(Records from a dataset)
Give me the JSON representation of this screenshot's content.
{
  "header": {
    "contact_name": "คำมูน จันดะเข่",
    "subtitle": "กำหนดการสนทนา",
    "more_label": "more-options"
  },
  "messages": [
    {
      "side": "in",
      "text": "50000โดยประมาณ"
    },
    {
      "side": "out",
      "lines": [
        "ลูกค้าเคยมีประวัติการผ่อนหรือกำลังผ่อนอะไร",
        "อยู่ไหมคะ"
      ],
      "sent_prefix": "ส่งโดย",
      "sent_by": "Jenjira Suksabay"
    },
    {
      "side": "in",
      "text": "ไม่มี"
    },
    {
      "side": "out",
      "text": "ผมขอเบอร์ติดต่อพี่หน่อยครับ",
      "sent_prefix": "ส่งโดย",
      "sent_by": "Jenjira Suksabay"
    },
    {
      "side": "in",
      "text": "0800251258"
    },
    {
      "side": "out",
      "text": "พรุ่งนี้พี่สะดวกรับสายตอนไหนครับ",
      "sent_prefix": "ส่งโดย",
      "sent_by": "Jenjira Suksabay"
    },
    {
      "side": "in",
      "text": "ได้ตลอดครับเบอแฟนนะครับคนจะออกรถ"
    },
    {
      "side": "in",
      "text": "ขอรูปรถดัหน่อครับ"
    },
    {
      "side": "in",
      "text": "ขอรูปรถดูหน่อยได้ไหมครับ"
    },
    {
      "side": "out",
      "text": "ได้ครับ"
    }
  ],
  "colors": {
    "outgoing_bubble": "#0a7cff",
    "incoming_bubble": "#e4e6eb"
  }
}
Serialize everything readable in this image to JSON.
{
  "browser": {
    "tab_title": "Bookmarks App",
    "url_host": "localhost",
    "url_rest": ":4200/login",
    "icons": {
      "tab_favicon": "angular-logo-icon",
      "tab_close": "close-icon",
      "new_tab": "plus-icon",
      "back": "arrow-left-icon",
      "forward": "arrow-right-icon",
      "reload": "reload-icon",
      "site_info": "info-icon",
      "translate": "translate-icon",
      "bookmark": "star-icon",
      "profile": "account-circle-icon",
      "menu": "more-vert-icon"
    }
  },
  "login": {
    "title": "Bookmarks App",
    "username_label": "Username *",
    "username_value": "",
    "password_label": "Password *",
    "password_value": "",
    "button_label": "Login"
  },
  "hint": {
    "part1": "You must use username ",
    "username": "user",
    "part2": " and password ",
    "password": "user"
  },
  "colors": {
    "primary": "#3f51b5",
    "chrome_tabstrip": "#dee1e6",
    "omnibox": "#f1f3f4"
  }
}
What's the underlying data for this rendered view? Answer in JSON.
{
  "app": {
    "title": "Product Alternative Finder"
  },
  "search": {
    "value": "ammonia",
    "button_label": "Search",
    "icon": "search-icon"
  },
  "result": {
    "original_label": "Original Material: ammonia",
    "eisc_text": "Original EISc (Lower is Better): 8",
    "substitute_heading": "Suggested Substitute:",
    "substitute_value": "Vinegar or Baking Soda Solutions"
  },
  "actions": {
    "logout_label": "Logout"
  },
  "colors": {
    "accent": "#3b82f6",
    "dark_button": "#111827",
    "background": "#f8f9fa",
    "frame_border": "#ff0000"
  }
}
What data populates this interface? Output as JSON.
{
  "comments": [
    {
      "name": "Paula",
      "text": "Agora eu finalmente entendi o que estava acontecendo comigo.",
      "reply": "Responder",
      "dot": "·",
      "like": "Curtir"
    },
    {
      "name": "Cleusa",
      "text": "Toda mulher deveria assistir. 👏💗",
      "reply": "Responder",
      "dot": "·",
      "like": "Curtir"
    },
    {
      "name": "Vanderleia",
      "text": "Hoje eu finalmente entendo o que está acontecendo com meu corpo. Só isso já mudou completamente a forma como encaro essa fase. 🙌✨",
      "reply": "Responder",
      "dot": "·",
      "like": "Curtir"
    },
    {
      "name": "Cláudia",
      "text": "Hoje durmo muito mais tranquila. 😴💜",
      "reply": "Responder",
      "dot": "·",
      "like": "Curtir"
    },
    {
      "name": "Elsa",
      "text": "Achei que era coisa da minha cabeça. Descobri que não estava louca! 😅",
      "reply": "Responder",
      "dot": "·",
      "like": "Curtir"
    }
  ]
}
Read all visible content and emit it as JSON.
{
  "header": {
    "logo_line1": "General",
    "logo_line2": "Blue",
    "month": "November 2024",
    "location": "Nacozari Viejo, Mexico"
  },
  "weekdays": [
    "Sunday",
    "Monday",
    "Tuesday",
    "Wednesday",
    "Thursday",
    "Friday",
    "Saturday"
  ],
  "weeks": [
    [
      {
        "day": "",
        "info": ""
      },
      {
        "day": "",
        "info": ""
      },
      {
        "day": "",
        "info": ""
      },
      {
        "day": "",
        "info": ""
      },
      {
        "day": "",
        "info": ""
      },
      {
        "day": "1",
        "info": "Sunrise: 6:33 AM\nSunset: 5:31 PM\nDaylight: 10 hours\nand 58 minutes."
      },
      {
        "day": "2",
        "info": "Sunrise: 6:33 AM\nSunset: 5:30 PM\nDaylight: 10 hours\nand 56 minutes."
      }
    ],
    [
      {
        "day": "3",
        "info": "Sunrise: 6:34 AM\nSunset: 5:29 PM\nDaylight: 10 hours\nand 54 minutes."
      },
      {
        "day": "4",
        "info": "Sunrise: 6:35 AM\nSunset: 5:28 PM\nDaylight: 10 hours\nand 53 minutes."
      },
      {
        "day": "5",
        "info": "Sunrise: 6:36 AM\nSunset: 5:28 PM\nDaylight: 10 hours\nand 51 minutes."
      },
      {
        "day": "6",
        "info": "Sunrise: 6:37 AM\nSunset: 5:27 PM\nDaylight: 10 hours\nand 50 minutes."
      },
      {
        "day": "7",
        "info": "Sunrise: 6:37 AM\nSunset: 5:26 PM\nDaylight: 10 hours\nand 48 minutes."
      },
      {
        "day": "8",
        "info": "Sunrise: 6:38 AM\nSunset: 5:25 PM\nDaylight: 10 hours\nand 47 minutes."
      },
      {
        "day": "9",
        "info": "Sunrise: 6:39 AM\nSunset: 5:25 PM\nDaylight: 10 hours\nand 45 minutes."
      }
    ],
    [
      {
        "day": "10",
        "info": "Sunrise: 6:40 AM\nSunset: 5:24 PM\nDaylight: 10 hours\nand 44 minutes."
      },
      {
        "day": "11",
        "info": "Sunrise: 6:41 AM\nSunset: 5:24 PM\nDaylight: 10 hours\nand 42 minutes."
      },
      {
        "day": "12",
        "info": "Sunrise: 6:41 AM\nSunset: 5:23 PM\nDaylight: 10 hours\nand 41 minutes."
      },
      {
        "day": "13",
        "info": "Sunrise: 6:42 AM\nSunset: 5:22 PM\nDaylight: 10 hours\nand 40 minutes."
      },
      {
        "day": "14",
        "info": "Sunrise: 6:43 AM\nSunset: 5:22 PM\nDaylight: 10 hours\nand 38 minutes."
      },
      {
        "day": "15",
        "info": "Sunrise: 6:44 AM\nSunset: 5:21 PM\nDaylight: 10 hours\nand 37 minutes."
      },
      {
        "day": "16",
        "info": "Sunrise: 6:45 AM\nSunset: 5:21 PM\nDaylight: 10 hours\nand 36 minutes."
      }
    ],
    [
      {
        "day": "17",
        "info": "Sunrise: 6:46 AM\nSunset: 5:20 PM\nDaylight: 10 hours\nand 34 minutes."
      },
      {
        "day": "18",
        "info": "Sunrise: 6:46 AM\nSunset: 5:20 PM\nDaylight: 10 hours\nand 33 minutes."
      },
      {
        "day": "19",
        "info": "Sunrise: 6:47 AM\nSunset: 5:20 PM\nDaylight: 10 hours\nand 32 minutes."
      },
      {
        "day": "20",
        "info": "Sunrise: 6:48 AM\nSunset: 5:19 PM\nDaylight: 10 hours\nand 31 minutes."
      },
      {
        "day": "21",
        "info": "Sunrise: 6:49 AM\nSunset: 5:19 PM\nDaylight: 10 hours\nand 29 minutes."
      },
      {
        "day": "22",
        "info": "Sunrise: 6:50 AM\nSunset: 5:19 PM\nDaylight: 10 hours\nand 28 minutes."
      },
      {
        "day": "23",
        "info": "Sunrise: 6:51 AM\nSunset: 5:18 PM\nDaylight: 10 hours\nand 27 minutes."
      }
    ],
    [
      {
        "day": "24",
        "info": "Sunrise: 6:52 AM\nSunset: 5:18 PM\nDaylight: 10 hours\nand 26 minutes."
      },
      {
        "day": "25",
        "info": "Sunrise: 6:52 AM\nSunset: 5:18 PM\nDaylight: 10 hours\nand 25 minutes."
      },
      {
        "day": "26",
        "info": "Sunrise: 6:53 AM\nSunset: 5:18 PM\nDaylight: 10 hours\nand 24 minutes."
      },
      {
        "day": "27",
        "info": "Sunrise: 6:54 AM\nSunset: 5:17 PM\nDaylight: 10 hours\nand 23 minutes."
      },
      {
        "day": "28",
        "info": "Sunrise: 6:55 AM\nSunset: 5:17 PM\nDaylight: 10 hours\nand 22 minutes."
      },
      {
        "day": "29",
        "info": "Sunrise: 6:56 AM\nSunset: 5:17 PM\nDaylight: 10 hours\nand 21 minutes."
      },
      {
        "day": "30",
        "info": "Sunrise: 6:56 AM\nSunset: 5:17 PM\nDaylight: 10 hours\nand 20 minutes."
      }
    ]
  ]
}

### To be done
Copy every line in the entries above that has the string "ปรถด" in it.

### The result
      "text": "ขอรูปรถดัหน่อครับ"
      "text": "ขอรูปรถดูหน่อยได้ไหมครับ"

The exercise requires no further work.